> What to work on: Reproduce the stretch of the mailing-list reply from "[Date Prev][Date Next][Thread" through "at the moment.".

[Date Prev][Date Next][Thread Prev][Thread Next][Date Index][Thread Index]

Re: [Condor-users] having multiple schedulers and collectors



On Tue, Jun 1, 2010 at 1:24 PM, Matthew Farrellee <matt@xxxxxxxxxx> wrote:
There have been discussions about putting some statistical monitors into different daemons, including the Schedd, which would be direct indicators of backup etc. However, that's just talk at the moment.

That would be useful to have so long as the information can be gotten to when things are falling apart. :D
 
>From a practical point of view, a few options are:
 0) You can use the knowledge that the Negotiator puts a Slot into the Matched state, then Schedd then puts it into the Claimed/Idle state and then into Claimed/Busy, and observe that a large number of Matched slots can indicate backup. Claimed/Idle can also be an indicator.

[Lines of data]

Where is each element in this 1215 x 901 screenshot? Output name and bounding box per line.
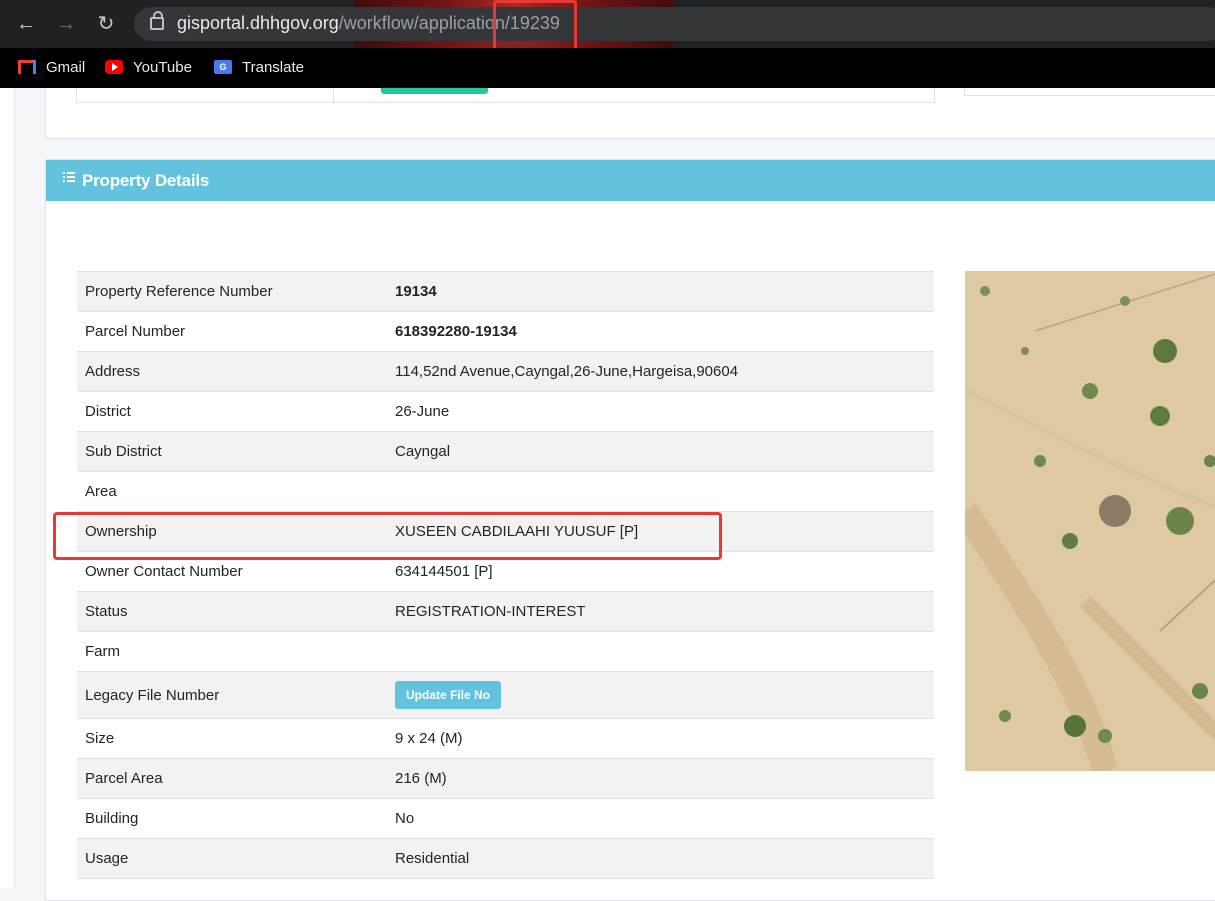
address-bar[interactable]: gisportal.dhhgov.org/workflow/applicatio…	[134, 7, 1215, 41]
detail-label: Building	[77, 798, 387, 839]
detail-label: Size	[77, 718, 387, 759]
detail-label: Status	[77, 591, 387, 632]
table-divider	[333, 88, 334, 102]
detail-value: 216 (M)	[387, 758, 934, 799]
detail-row: Parcel Number 618392280-19134	[77, 311, 934, 352]
detail-value: Cayngal	[387, 431, 934, 472]
translate-icon: G	[214, 60, 232, 74]
detail-row: Sub District Cayngal	[77, 431, 934, 472]
detail-value: Residential	[387, 838, 934, 879]
update-file-no-button[interactable]: Update File No	[395, 681, 502, 709]
ownership-highlight-box	[53, 512, 722, 560]
gmail-icon	[18, 60, 36, 74]
detail-row: Area	[77, 471, 934, 512]
detail-row: Status REGISTRATION-INTEREST	[77, 591, 934, 632]
detail-row: Size 9 x 24 (M)	[77, 718, 934, 759]
bookmark-gmail[interactable]: Gmail	[18, 56, 85, 78]
detail-row: Property Reference Number 19134	[77, 271, 934, 312]
detail-value-strong: 19134	[395, 283, 437, 300]
bookmarks-bar: Gmail YouTube G Translate	[0, 48, 1215, 88]
reload-icon[interactable]: ↻	[92, 10, 120, 38]
detail-label: Address	[77, 351, 387, 392]
detail-label: Farm	[77, 631, 387, 672]
detail-label: Area	[77, 471, 387, 512]
detail-value	[387, 631, 934, 672]
aerial-image	[965, 271, 1215, 771]
detail-label: Usage	[77, 838, 387, 879]
card-header: Property Details	[46, 160, 1215, 201]
detail-row: District 26-June	[77, 391, 934, 432]
bookmark-translate[interactable]: G Translate	[214, 56, 304, 78]
detail-value: No	[387, 798, 934, 839]
detail-value: 19134	[387, 271, 934, 312]
detail-value: REGISTRATION-INTEREST	[387, 591, 934, 632]
detail-label: Parcel Area	[77, 758, 387, 799]
previous-table-bottom	[76, 88, 935, 103]
lock-icon	[150, 11, 164, 30]
card-title: Property Details	[82, 171, 210, 190]
youtube-icon	[105, 60, 123, 74]
detail-label: Sub District	[77, 431, 387, 472]
detail-label: District	[77, 391, 387, 432]
detail-row: Parcel Area 216 (M)	[77, 758, 934, 799]
browser-toolbar: ← → ↻ gisportal.dhhgov.org/workflow/appl…	[0, 0, 1215, 48]
back-icon[interactable]: ←	[12, 10, 40, 38]
property-details-table: Property Reference Number 19134 Parcel Num…	[77, 271, 934, 879]
previous-card	[45, 88, 1215, 139]
list-icon	[63, 172, 75, 183]
aerial-map	[965, 271, 1215, 771]
detail-row: Legacy File Number Update File No	[77, 671, 934, 719]
bookmark-label: YouTube	[133, 58, 192, 76]
url-path: /workflow/applica	[338, 13, 476, 33]
url-id-highlight-box	[493, 0, 577, 48]
detail-value-strong: 618392280-19134	[395, 323, 517, 340]
forward-icon[interactable]: →	[52, 10, 80, 38]
detail-value: Update File No	[387, 671, 934, 719]
detail-label: Parcel Number	[77, 311, 387, 352]
green-button-edge[interactable]	[381, 88, 488, 94]
detail-label: Property Reference Number	[77, 271, 387, 312]
detail-value: 9 x 24 (M)	[387, 718, 934, 759]
bookmark-label: Gmail	[46, 58, 86, 76]
bookmark-youtube[interactable]: YouTube	[105, 56, 192, 78]
detail-value: 26-June	[387, 391, 934, 432]
detail-value	[387, 471, 934, 512]
url-host: gisportal.dhhgov.org	[177, 13, 339, 33]
detail-label: Legacy File Number	[77, 671, 387, 719]
detail-row: Building No	[77, 798, 934, 839]
previous-right-box	[964, 88, 1215, 96]
detail-row: Address 114,52nd Avenue,Cayngal,26-June,H…	[77, 351, 934, 392]
page-left-strip	[0, 88, 15, 888]
detail-value: 114,52nd Avenue,Cayngal,26-June,Hargeisa…	[387, 351, 934, 392]
detail-row: Farm	[77, 631, 934, 672]
detail-row: Usage Residential	[77, 838, 934, 879]
detail-value: 618392280-19134	[387, 311, 934, 352]
bookmark-label: Translate	[242, 58, 304, 76]
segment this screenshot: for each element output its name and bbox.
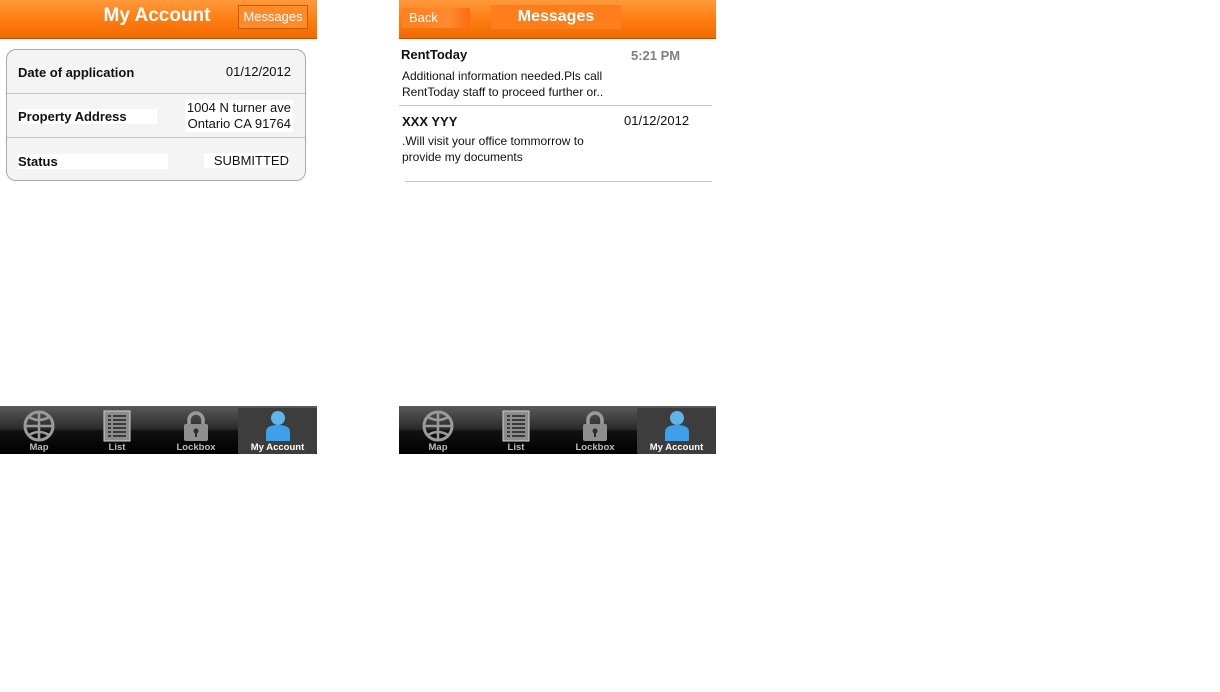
messages-button[interactable]: Messages [238,5,308,29]
lock-icon [184,411,208,441]
message-time: 5:21 PM [631,48,681,63]
row-label: Status [18,154,168,169]
application-date-value: 01/12/2012 [225,64,291,79]
tab-map[interactable]: Map [399,408,477,454]
message-preview-line-2: provide my documents [402,150,523,164]
person-icon [265,411,290,441]
status-row: Status SUBMITTED [7,138,305,180]
address-line-1: 1004 N turner ave [186,100,291,115]
page-title: Messages [491,5,621,29]
messages-header: Back Messages [399,0,716,39]
message-sender: XXX YYY [402,114,458,129]
tab-label: My Account [250,442,305,453]
message-preview-line-1: Additional information needed.Pls call [402,69,603,83]
tab-lockbox[interactable]: Lockbox [556,408,634,454]
lock-icon [583,411,607,441]
application-date-row: Date of application 01/12/2012 [7,50,305,94]
message-preview: .Will visit your office tommorrow to pro… [402,133,617,165]
message-preview: Additional information needed.Pls call R… [402,68,627,100]
page-title: My Account [103,5,211,26]
message-item[interactable]: XXX YYY 01/12/2012 .Will visit your offi… [402,106,712,182]
globe-icon [23,410,55,442]
account-header: My Account Messages [0,0,317,39]
tab-label: List [108,442,126,453]
row-label: Date of application [18,65,135,80]
message-item[interactable]: RentToday 5:21 PM Additional information… [399,40,712,106]
status-value: SUBMITTED [203,153,289,168]
tab-label: List [507,442,525,453]
messages-screen: Back Messages RentToday 5:21 PM Addition… [399,0,716,454]
tab-bar: Map List Lockbox My Account [0,406,317,454]
person-icon [664,411,689,441]
tab-label: Map [29,442,49,453]
property-address-value: 1004 N turner ave Ontario CA 91764 [184,100,293,132]
my-account-screen: My Account Messages Date of application … [0,0,317,454]
tab-lockbox[interactable]: Lockbox [157,408,235,454]
list-icon [103,410,131,442]
message-sender: RentToday [401,47,468,62]
property-address-row: Property Address 1004 N turner ave Ontar… [7,94,305,138]
account-details-card: Date of application 01/12/2012 Property … [6,49,306,181]
tab-list[interactable]: List [477,408,555,454]
globe-icon [422,410,454,442]
message-preview-line-1: .Will visit your office tommorrow to [402,134,584,148]
message-time: 01/12/2012 [624,113,690,128]
tab-bar: Map List Lockbox My Account [399,406,716,454]
tab-label: Lockbox [575,442,615,453]
tab-list[interactable]: List [78,408,156,454]
row-label: Property Address [18,109,157,124]
back-button[interactable]: Back [402,8,470,28]
tab-label: Lockbox [176,442,216,453]
tab-label: My Account [649,442,704,453]
list-icon [502,410,530,442]
tab-map[interactable]: Map [0,408,78,454]
tab-my-account[interactable]: My Account [238,408,317,454]
address-line-2: Ontario CA 91764 [187,116,291,131]
tab-my-account[interactable]: My Account [637,408,716,454]
tab-label: Map [428,442,448,453]
message-preview-line-2: RentToday staff to proceed further or.. [402,85,604,99]
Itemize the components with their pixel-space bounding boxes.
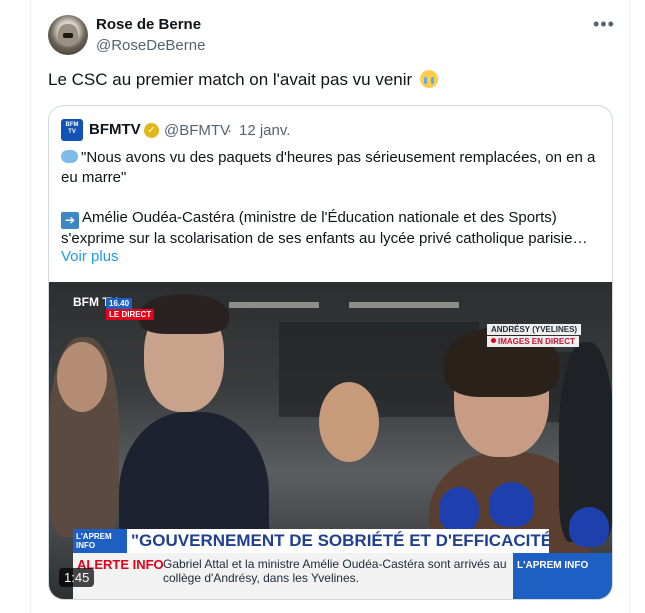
quoted-tweet-card[interactable]: BFM TV BFMTV ✓ @BFMTV · 12 janv. "Nous a…: [48, 105, 613, 600]
right-arrow-icon: ➔: [61, 212, 79, 229]
speech-balloon-icon: [61, 150, 78, 163]
more-dots-icon[interactable]: •••: [593, 14, 615, 35]
headline-band: "GOUVERNEMENT DE SOBRIÉTÉ ET D'EFFICACIT…: [73, 529, 549, 553]
quoted-line-2: Amélie Oudéa-Castéra (ministre de l'Éduc…: [61, 209, 588, 247]
author-avatar[interactable]: [48, 15, 88, 55]
microphone: [439, 487, 479, 532]
live-tag: IMAGES EN DIRECT: [487, 336, 579, 347]
live-dot-icon: [491, 338, 496, 343]
bfm-time: 16.40: [106, 298, 133, 309]
tweet-text: Le CSC au premier match on l'avait pas v…: [48, 70, 438, 90]
quoted-text: "Nous avons vu des paquets d'heures pas …: [61, 148, 606, 249]
see-more-link[interactable]: Voir plus: [61, 248, 119, 265]
quoted-date[interactable]: 12 janv.: [239, 122, 290, 139]
dot-separator: ·: [227, 122, 232, 139]
avatar-glasses: [63, 33, 73, 38]
woman-bg: [319, 382, 379, 462]
quoted-author-name[interactable]: BFMTV: [89, 121, 141, 138]
bfm-direct-tag: LE DIRECT: [106, 309, 155, 320]
location-tag: ANDRÉSY (YVELINES): [487, 324, 582, 335]
quoted-line-2-wrap: ➔ Amélie Oudéa-Castéra (ministre de l'Édu…: [61, 208, 606, 249]
bfmtv-logo[interactable]: BFM TV: [61, 119, 83, 141]
author-handle[interactable]: @RoseDeBerne: [96, 37, 205, 54]
corner-program-logo: L'APREM INFO: [513, 553, 612, 599]
tweet-body: Le CSC au premier match on l'avait pas v…: [48, 70, 413, 89]
live-label: IMAGES EN DIRECT: [498, 337, 575, 346]
ceiling-light: [229, 302, 319, 308]
quoted-line-1: "Nous avons vu des paquets d'heures pas …: [61, 149, 596, 186]
program-logo: L'APREM INFO: [73, 529, 127, 553]
video-duration: 1:45: [59, 568, 95, 587]
microphone: [489, 482, 534, 527]
alert-text: Gabriel Attal et la ministre Amélie Oudé…: [163, 557, 507, 585]
quoted-author-handle[interactable]: @BFMTV: [164, 122, 230, 139]
person-bg-head-left: [57, 342, 107, 412]
verified-badge-icon: ✓: [144, 123, 159, 138]
author-name[interactable]: Rose de Berne: [96, 16, 201, 33]
video-player[interactable]: BFM TV. 16.40 LE DIRECT ANDRÉSY (YVELINE…: [49, 282, 612, 599]
microphone: [569, 507, 609, 547]
ceiling-light: [349, 302, 459, 308]
crying-face-emoji: [419, 70, 438, 88]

> The response:
[Date Prev][Date Next][Thread Prev][Thread Next][Date Index][Thread Index]

Re: [Condor-users] having multiple schedulers and collectors



On Tue, Jun 1, 2010 at 1:24 PM, Matthew Farrellee <matt@xxxxxxxxxx> wrote:
There have been discussions about putting some statistical monitors into different daemons, including the Schedd, which would be direct indicators of backup etc. However, that's just talk at the moment.